* [Goal] In the entries below, identify every line with the string "JSON" and copy it.

-- start Data shown --

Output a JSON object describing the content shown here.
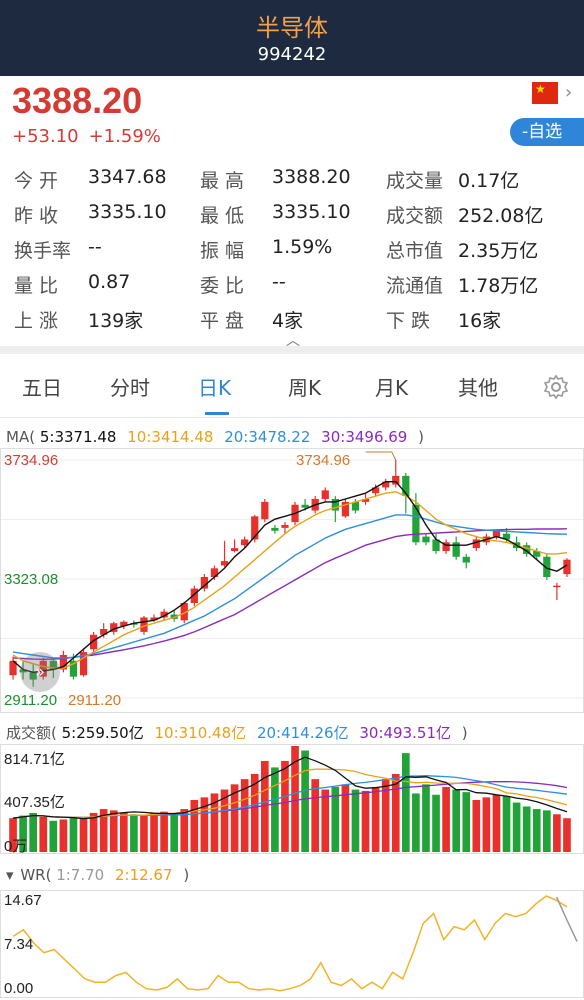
{
  "header": {
    "title": "半导体",
    "code": "994242"
  },
  "quote": {
    "price": "3388.20",
    "change": "+53.10",
    "change_pct": "+1.59%",
    "fav_label": "-自选",
    "flag": "cn-flag-icon"
  },
  "stats": [
    [
      {
        "label": "今 开",
        "value": "3347.68"
      },
      {
        "label": "最 高",
        "value": "3388.20"
      },
      {
        "label": "成交量",
        "value": "0.17亿"
      }
    ],
    [
      {
        "label": "昨 收",
        "value": "3335.10"
      },
      {
        "label": "最 低",
        "value": "3335.10"
      },
      {
        "label": "成交额",
        "value": "252.08亿"
      }
    ],
    [
      {
        "label": "换手率",
        "value": "--"
      },
      {
        "label": "振 幅",
        "value": "1.59%"
      },
      {
        "label": "总市值",
        "value": "2.35万亿"
      }
    ],
    [
      {
        "label": "量 比",
        "value": "0.87"
      },
      {
        "label": "委 比",
        "value": "--"
      },
      {
        "label": "流通值",
        "value": "1.78万亿"
      }
    ],
    [
      {
        "label": "上 涨",
        "value": "139家"
      },
      {
        "label": "平 盘",
        "value": "4家"
      },
      {
        "label": "下 跌",
        "value": "16家"
      }
    ]
  ],
  "tabs": [
    "五日",
    "分时",
    "日K",
    "周K",
    "月K",
    "其他"
  ],
  "active_tab": "日K",
  "colors": {
    "up": "#e8312c",
    "down": "#21a33a",
    "ma5": "#111111",
    "ma10": "#e8a21a",
    "ma20": "#2f8fd8",
    "ma30": "#8a2bbd",
    "accent": "#2f86d8"
  },
  "ma_legend": {
    "prefix": "MA(",
    "ma5": "5:3371.48",
    "ma10": "10:3414.48",
    "ma20": "20:3478.22",
    "ma30": "30:3496.69",
    "suffix": ")"
  },
  "vol_legend": {
    "prefix": "成交额(",
    "ma5": "5:259.50亿",
    "ma10": "10:310.48亿",
    "ma20": "20:414.26亿",
    "ma30": "30:493.51亿",
    "suffix": ")"
  },
  "wr_legend": {
    "prefix": "WR(",
    "w1": "1:7.70",
    "w2": "2:12.67",
    "suffix": ")"
  },
  "price_axis": {
    "top": "3734.96",
    "mid": "3323.08",
    "bottom": "2911.20",
    "max_marker": "3734.96",
    "min_marker": "2911.20"
  },
  "vol_axis": {
    "top": "814.71亿",
    "mid": "407.35亿",
    "bottom": "0万"
  },
  "wr_axis": {
    "top": "14.67",
    "mid": "7.34",
    "bottom": "0.00"
  },
  "chart_data": {
    "type": "candlestick",
    "ylim": [
      2911.2,
      3734.96
    ],
    "candles": [
      [
        2990,
        3040,
        2975,
        3055
      ],
      [
        3010,
        3000,
        2975,
        3040
      ],
      [
        3000,
        2975,
        2950,
        3030
      ],
      [
        2985,
        3040,
        2975,
        3050
      ],
      [
        3040,
        3010,
        2980,
        3050
      ],
      [
        3010,
        3060,
        3000,
        3075
      ],
      [
        3040,
        2985,
        2975,
        3065
      ],
      [
        2990,
        3070,
        2985,
        3080
      ],
      [
        3080,
        3130,
        3070,
        3140
      ],
      [
        3130,
        3150,
        3120,
        3170
      ],
      [
        3140,
        3170,
        3130,
        3175
      ],
      [
        3160,
        3175,
        3150,
        3180
      ],
      [
        3170,
        3165,
        3155,
        3180
      ],
      [
        3140,
        3190,
        3130,
        3195
      ],
      [
        3180,
        3190,
        3175,
        3200
      ],
      [
        3190,
        3210,
        3180,
        3220
      ],
      [
        3200,
        3185,
        3175,
        3215
      ],
      [
        3180,
        3240,
        3170,
        3245
      ],
      [
        3240,
        3290,
        3230,
        3300
      ],
      [
        3290,
        3330,
        3280,
        3340
      ],
      [
        3330,
        3360,
        3320,
        3370
      ],
      [
        3370,
        3385,
        3365,
        3455
      ],
      [
        3420,
        3430,
        3415,
        3460
      ],
      [
        3440,
        3460,
        3430,
        3470
      ],
      [
        3460,
        3540,
        3450,
        3545
      ],
      [
        3530,
        3590,
        3520,
        3600
      ],
      [
        3500,
        3490,
        3480,
        3510
      ],
      [
        3500,
        3510,
        3480,
        3520
      ],
      [
        3520,
        3580,
        3510,
        3590
      ],
      [
        3580,
        3570,
        3560,
        3600
      ],
      [
        3560,
        3600,
        3550,
        3610
      ],
      [
        3600,
        3630,
        3590,
        3640
      ],
      [
        3600,
        3560,
        3520,
        3610
      ],
      [
        3540,
        3590,
        3535,
        3600
      ],
      [
        3590,
        3560,
        3550,
        3600
      ],
      [
        3590,
        3600,
        3580,
        3620
      ],
      [
        3620,
        3640,
        3610,
        3650
      ],
      [
        3640,
        3660,
        3630,
        3670
      ],
      [
        3650,
        3680,
        3640,
        3734.96
      ],
      [
        3680,
        3610,
        3550,
        3690
      ],
      [
        3580,
        3450,
        3440,
        3620
      ],
      [
        3470,
        3450,
        3440,
        3480
      ],
      [
        3460,
        3420,
        3410,
        3480
      ],
      [
        3420,
        3450,
        3410,
        3460
      ],
      [
        3450,
        3400,
        3390,
        3470
      ],
      [
        3400,
        3380,
        3360,
        3410
      ],
      [
        3430,
        3460,
        3420,
        3470
      ],
      [
        3450,
        3470,
        3440,
        3480
      ],
      [
        3470,
        3490,
        3460,
        3495
      ],
      [
        3480,
        3460,
        3450,
        3500
      ],
      [
        3450,
        3430,
        3420,
        3470
      ],
      [
        3440,
        3410,
        3400,
        3450
      ],
      [
        3420,
        3400,
        3390,
        3430
      ],
      [
        3400,
        3330,
        3320,
        3410
      ],
      [
        3300,
        3300,
        3250,
        3310
      ],
      [
        3340,
        3390,
        3330,
        3395
      ]
    ],
    "volume": [
      260,
      280,
      300,
      270,
      240,
      250,
      260,
      265,
      300,
      330,
      320,
      300,
      290,
      280,
      300,
      310,
      290,
      330,
      400,
      420,
      450,
      480,
      520,
      560,
      600,
      700,
      650,
      700,
      814.71,
      780,
      560,
      480,
      500,
      520,
      480,
      470,
      500,
      560,
      600,
      760,
      450,
      520,
      440,
      500,
      480,
      460,
      400,
      420,
      440,
      430,
      380,
      350,
      330,
      320,
      290,
      259.5
    ],
    "ma5": [
      3040,
      3010,
      3000,
      3005,
      3010,
      3020,
      3050,
      3080,
      3110,
      3130,
      3150,
      3160,
      3170,
      3175,
      3180,
      3195,
      3215,
      3240,
      3270,
      3300,
      3330,
      3360,
      3400,
      3430,
      3470,
      3510,
      3530,
      3540,
      3550,
      3565,
      3580,
      3590,
      3590,
      3600,
      3610,
      3620,
      3640,
      3660,
      3660,
      3620,
      3570,
      3510,
      3460,
      3440,
      3440,
      3440,
      3450,
      3460,
      3470,
      3460,
      3440,
      3420,
      3390,
      3360,
      3350,
      3371.48
    ],
    "ma10": [
      3060,
      3040,
      3030,
      3020,
      3015,
      3015,
      3030,
      3050,
      3070,
      3090,
      3110,
      3130,
      3145,
      3160,
      3170,
      3180,
      3190,
      3205,
      3225,
      3250,
      3275,
      3300,
      3330,
      3360,
      3390,
      3420,
      3450,
      3480,
      3505,
      3525,
      3545,
      3560,
      3570,
      3580,
      3590,
      3600,
      3610,
      3620,
      3625,
      3610,
      3590,
      3560,
      3530,
      3510,
      3495,
      3480,
      3470,
      3460,
      3455,
      3450,
      3440,
      3430,
      3420,
      3410,
      3410,
      3414.48
    ],
    "ma20": [
      3070,
      3065,
      3060,
      3055,
      3050,
      3050,
      3052,
      3058,
      3065,
      3075,
      3085,
      3095,
      3105,
      3115,
      3125,
      3135,
      3150,
      3165,
      3180,
      3195,
      3215,
      3235,
      3255,
      3280,
      3305,
      3330,
      3355,
      3380,
      3405,
      3425,
      3445,
      3465,
      3480,
      3495,
      3505,
      3515,
      3525,
      3535,
      3545,
      3545,
      3540,
      3530,
      3520,
      3510,
      3505,
      3500,
      3495,
      3492,
      3490,
      3488,
      3486,
      3484,
      3482,
      3480,
      3479,
      3478.22
    ],
    "ma30": [
      3050,
      3048,
      3046,
      3045,
      3046,
      3048,
      3052,
      3056,
      3060,
      3066,
      3072,
      3078,
      3085,
      3092,
      3100,
      3108,
      3118,
      3128,
      3140,
      3155,
      3170,
      3185,
      3200,
      3220,
      3240,
      3260,
      3280,
      3300,
      3320,
      3340,
      3360,
      3380,
      3395,
      3410,
      3425,
      3440,
      3450,
      3460,
      3470,
      3475,
      3478,
      3480,
      3482,
      3484,
      3486,
      3488,
      3490,
      3492,
      3493,
      3494,
      3495,
      3495,
      3496,
      3496,
      3496,
      3496.69
    ],
    "wr_ylim": [
      0,
      14.67
    ],
    "wr2": [
      8.5,
      9.5,
      7.5,
      6,
      6.5,
      5,
      3.5,
      2,
      1.5,
      1.5,
      2.5,
      3,
      1.5,
      0.5,
      0.3,
      0.7,
      2,
      0.5,
      0.3,
      0.5,
      2.5,
      1.5,
      1.5,
      0.5,
      0.3,
      0.5,
      0.2,
      0.5,
      1,
      2,
      4.5,
      1.5,
      1,
      2,
      0.5,
      1.5,
      0.5,
      3,
      2,
      6,
      10.5,
      12,
      8,
      10,
      9.5,
      11,
      8,
      10.5,
      12,
      11.5,
      12,
      13.5,
      14.67,
      14,
      13
    ],
    "wr1": [
      null,
      null,
      null,
      null,
      null,
      null,
      null,
      null,
      null,
      null,
      null,
      null,
      null,
      null,
      null,
      null,
      null,
      null,
      null,
      null,
      null,
      null,
      null,
      null,
      null,
      null,
      null,
      null,
      null,
      null,
      null,
      null,
      null,
      null,
      null,
      null,
      null,
      null,
      null,
      null,
      null,
      null,
      null,
      null,
      null,
      null,
      null,
      null,
      null,
      null,
      null,
      null,
      null,
      14.5,
      11,
      7.7
    ]
  }
}
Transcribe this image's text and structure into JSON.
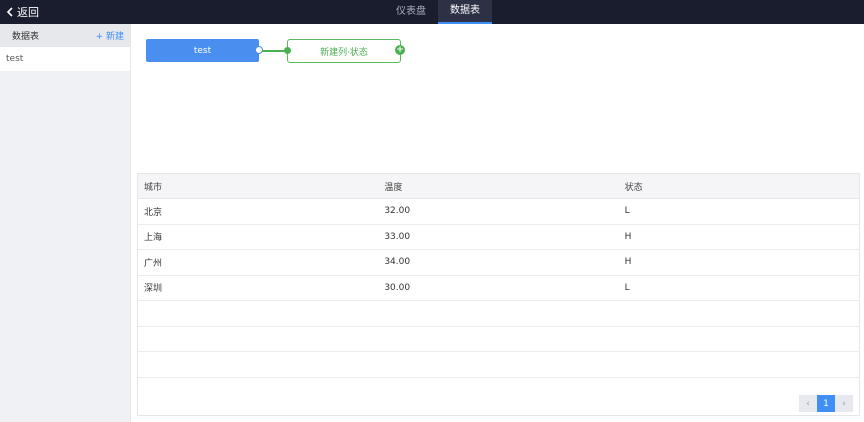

-- end Data shown --

* [Reply]
Output a JSON object describing the content shown here.
Transcribe this image's text and structure into JSON.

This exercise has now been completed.